═══ Data records ═══
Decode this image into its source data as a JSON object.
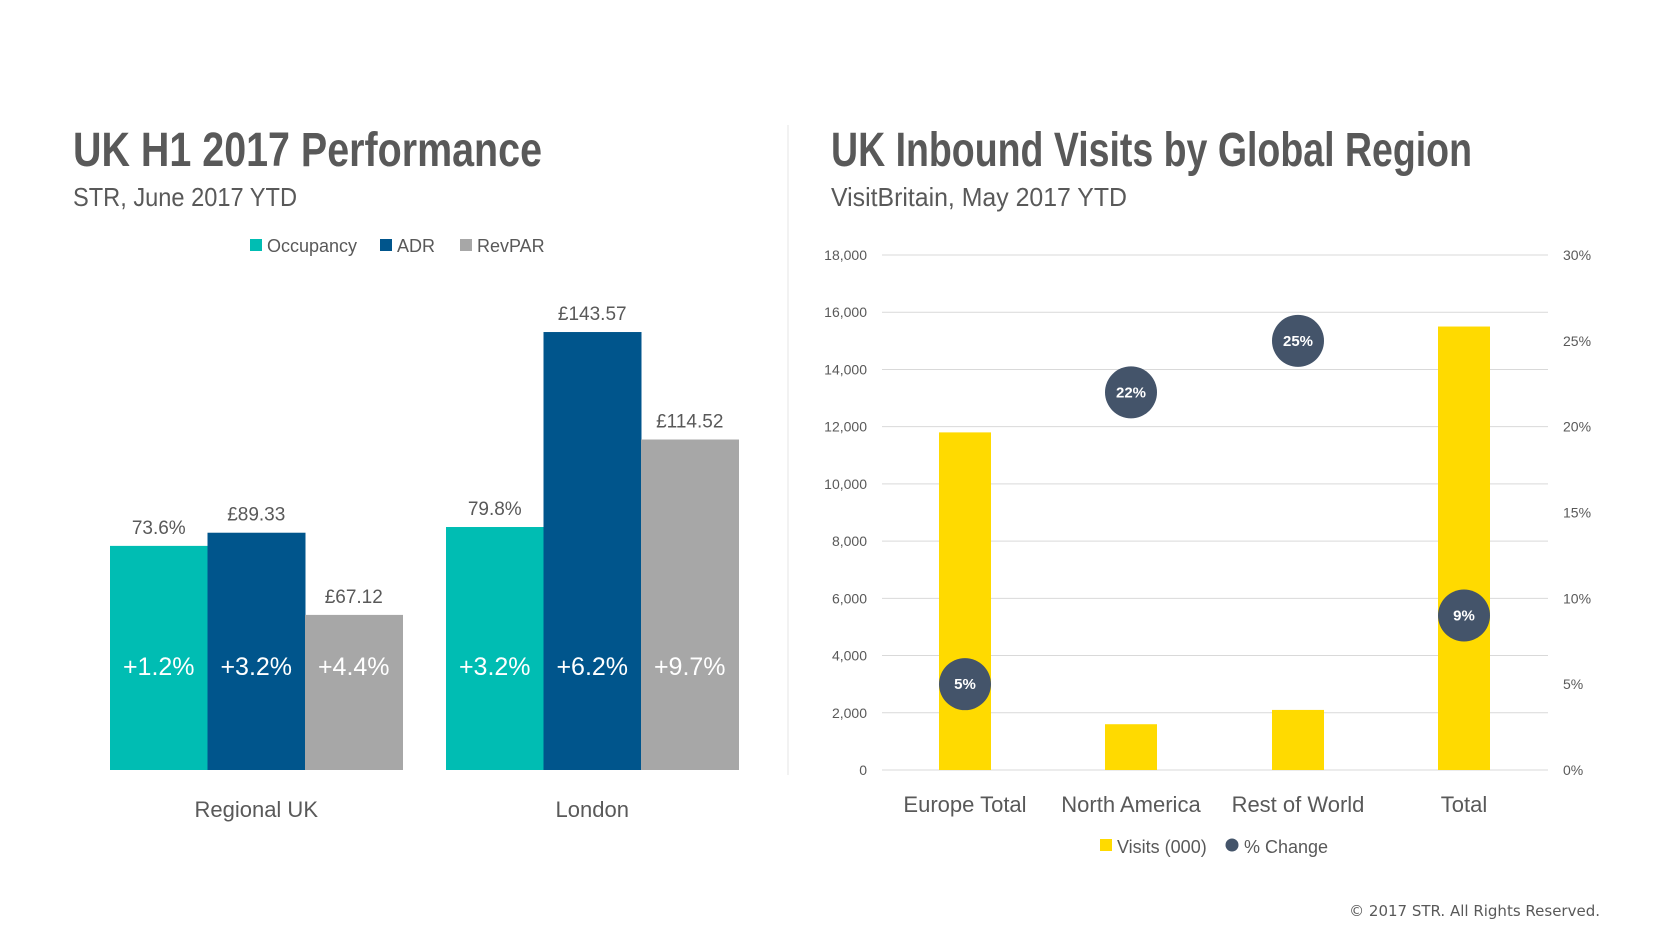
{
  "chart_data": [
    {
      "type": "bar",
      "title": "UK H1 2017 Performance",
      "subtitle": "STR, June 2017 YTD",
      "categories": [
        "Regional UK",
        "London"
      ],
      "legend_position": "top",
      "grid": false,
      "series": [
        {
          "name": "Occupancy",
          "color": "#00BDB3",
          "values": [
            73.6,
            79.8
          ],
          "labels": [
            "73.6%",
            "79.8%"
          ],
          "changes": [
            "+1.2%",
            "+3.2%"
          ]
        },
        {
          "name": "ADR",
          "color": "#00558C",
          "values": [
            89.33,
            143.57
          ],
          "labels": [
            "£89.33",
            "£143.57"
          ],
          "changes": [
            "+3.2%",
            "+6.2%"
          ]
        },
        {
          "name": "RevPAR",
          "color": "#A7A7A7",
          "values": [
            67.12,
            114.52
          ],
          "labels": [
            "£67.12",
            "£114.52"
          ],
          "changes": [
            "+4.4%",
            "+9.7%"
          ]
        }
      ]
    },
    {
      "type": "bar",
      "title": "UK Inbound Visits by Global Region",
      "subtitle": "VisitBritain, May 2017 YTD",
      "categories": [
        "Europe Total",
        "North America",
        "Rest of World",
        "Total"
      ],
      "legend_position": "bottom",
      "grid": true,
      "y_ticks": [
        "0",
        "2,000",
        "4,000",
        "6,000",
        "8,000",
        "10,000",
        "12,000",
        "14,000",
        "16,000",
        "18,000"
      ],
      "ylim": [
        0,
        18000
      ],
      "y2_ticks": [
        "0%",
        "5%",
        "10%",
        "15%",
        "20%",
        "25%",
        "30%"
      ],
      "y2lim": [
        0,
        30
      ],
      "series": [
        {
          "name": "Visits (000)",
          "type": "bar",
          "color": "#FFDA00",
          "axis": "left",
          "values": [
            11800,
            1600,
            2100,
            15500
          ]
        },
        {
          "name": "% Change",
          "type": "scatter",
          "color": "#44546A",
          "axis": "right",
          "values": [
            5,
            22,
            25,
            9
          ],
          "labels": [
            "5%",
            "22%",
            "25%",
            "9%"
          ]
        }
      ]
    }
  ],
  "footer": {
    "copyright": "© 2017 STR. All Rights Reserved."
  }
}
═══
═══ Data records ═══
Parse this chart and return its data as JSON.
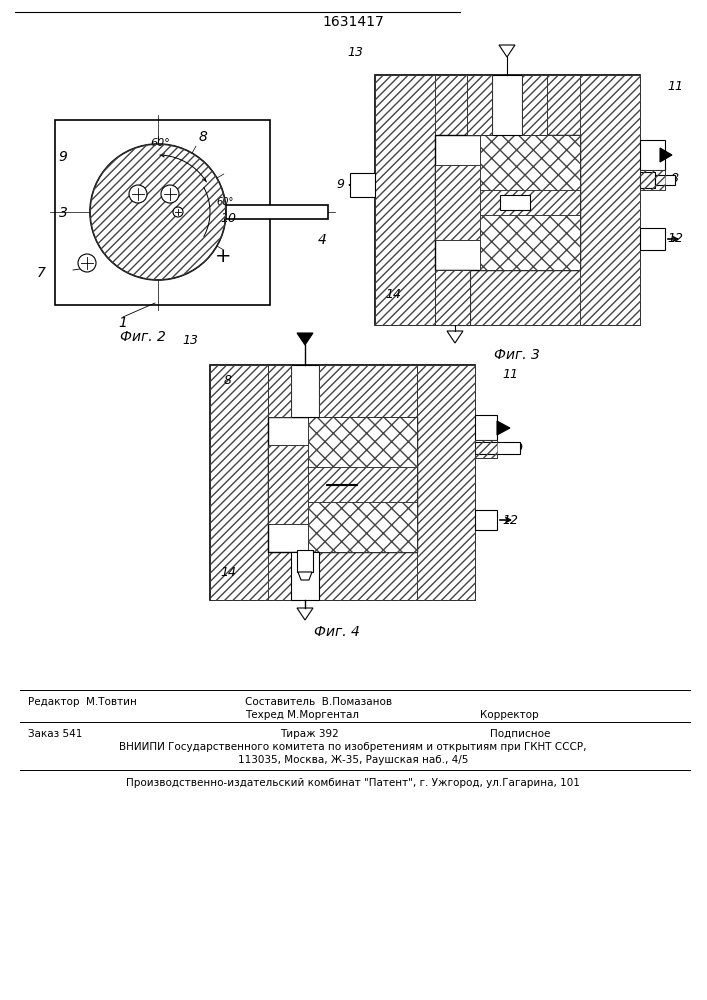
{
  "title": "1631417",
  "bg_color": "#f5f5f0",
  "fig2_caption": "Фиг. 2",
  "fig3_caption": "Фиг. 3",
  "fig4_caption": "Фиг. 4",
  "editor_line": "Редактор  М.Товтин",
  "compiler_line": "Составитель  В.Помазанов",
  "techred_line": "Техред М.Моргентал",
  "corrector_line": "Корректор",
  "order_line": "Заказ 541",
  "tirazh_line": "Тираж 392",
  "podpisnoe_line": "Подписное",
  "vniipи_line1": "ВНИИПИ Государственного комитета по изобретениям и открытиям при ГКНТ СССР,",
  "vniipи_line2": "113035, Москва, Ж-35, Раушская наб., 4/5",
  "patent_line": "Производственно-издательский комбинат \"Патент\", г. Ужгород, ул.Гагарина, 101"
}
═══
═══ Data records ═══
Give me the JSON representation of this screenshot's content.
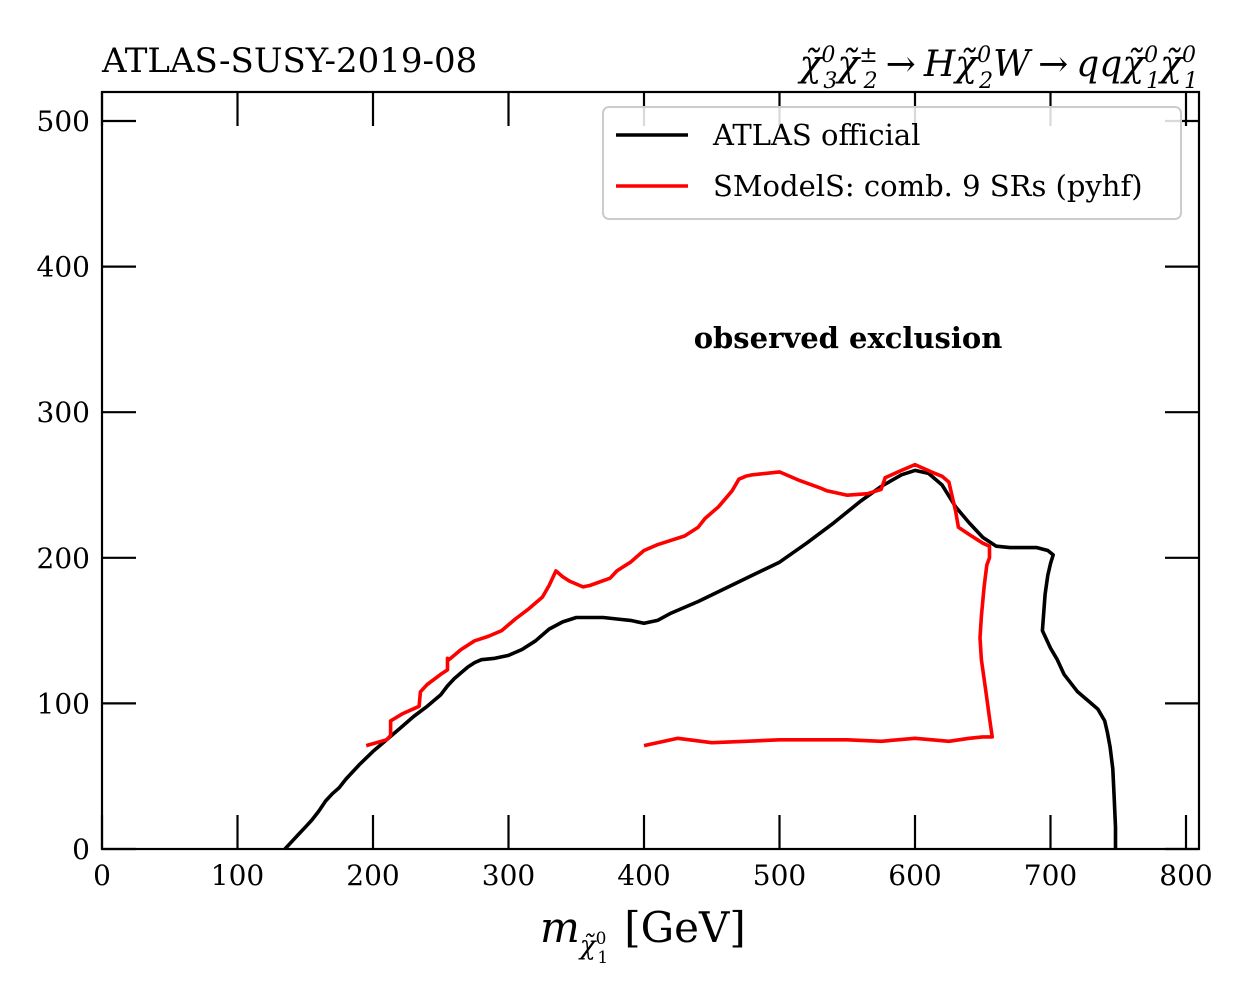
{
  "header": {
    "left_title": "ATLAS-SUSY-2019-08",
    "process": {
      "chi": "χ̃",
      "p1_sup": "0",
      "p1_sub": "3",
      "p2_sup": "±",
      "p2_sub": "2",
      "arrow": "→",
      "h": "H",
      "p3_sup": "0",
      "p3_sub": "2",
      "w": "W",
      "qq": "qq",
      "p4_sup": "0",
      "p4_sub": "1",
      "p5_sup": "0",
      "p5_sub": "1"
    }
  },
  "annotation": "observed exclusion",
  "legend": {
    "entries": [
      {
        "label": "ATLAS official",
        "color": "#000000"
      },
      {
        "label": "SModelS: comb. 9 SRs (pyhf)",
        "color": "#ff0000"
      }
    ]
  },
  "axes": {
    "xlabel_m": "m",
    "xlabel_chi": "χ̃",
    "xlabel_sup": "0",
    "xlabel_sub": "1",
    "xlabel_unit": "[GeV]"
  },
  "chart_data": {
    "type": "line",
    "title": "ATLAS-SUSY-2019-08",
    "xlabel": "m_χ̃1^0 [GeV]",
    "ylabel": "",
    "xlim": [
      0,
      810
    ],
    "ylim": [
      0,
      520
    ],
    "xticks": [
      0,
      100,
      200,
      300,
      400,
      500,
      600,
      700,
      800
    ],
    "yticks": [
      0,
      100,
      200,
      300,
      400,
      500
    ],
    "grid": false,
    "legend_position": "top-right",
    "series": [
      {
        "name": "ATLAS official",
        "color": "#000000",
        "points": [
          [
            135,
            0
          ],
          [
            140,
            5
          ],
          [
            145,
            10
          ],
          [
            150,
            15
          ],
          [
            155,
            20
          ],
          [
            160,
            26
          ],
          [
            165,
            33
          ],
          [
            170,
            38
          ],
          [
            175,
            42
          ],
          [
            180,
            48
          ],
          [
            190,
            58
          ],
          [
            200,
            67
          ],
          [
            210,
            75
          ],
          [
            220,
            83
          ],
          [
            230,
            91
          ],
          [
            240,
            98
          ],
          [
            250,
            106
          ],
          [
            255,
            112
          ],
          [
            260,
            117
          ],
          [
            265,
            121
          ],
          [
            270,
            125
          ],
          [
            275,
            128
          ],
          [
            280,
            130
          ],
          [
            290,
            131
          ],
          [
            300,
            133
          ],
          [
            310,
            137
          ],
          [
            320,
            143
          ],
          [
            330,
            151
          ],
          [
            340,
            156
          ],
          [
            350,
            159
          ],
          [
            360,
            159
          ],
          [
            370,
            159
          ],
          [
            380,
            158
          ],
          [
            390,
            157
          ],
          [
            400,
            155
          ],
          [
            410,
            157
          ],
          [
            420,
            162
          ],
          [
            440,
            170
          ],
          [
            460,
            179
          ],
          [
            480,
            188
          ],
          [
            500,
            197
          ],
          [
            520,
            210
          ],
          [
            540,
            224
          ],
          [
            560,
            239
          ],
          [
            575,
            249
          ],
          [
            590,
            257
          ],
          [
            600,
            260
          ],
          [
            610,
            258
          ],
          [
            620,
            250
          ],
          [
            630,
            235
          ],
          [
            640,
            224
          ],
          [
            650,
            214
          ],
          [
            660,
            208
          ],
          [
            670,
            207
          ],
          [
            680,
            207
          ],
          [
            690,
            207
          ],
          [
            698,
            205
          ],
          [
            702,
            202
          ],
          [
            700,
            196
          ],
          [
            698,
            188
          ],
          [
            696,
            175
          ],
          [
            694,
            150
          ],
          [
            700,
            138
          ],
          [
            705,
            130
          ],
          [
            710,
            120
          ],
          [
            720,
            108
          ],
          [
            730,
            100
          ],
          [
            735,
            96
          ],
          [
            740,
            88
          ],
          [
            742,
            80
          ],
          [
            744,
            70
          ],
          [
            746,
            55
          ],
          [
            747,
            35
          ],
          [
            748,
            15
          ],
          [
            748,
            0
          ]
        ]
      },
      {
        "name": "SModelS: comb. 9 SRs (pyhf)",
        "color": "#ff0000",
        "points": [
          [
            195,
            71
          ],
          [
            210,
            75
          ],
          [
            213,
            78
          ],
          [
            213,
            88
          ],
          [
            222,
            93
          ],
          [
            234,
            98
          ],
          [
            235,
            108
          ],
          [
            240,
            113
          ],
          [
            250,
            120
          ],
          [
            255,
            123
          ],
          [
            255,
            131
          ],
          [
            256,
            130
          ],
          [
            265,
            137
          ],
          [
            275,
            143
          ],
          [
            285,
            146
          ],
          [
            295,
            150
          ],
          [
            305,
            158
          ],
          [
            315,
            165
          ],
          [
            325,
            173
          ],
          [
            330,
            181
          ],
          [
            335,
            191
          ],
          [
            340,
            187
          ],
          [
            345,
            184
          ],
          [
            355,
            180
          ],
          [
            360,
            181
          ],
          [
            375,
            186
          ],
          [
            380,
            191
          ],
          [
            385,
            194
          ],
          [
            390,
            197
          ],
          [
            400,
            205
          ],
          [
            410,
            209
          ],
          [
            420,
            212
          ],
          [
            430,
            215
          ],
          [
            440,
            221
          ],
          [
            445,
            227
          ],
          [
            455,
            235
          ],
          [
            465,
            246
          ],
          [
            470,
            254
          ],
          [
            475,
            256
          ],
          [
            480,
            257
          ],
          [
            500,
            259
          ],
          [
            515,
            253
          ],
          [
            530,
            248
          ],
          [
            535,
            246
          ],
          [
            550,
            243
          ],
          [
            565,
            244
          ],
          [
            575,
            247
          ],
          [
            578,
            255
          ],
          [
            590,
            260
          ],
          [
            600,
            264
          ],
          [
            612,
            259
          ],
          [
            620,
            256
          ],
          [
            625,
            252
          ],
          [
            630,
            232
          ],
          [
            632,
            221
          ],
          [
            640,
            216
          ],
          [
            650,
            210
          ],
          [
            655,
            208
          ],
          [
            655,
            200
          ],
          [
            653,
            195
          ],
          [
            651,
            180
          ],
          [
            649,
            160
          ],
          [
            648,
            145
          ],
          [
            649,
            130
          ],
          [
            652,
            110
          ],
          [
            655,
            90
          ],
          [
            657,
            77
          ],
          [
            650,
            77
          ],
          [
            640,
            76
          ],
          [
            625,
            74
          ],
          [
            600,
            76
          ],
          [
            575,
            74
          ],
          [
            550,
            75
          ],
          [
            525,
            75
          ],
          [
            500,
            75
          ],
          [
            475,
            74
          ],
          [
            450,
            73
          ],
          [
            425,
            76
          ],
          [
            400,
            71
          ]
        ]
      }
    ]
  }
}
═══
The problem: Copy each line of the records containing the string "pyhf".

Complete response:
        "label": "SModelS: comb. 9 SRs (pyhf)",
        "name": "SModelS: comb. 9 SRs (pyhf)",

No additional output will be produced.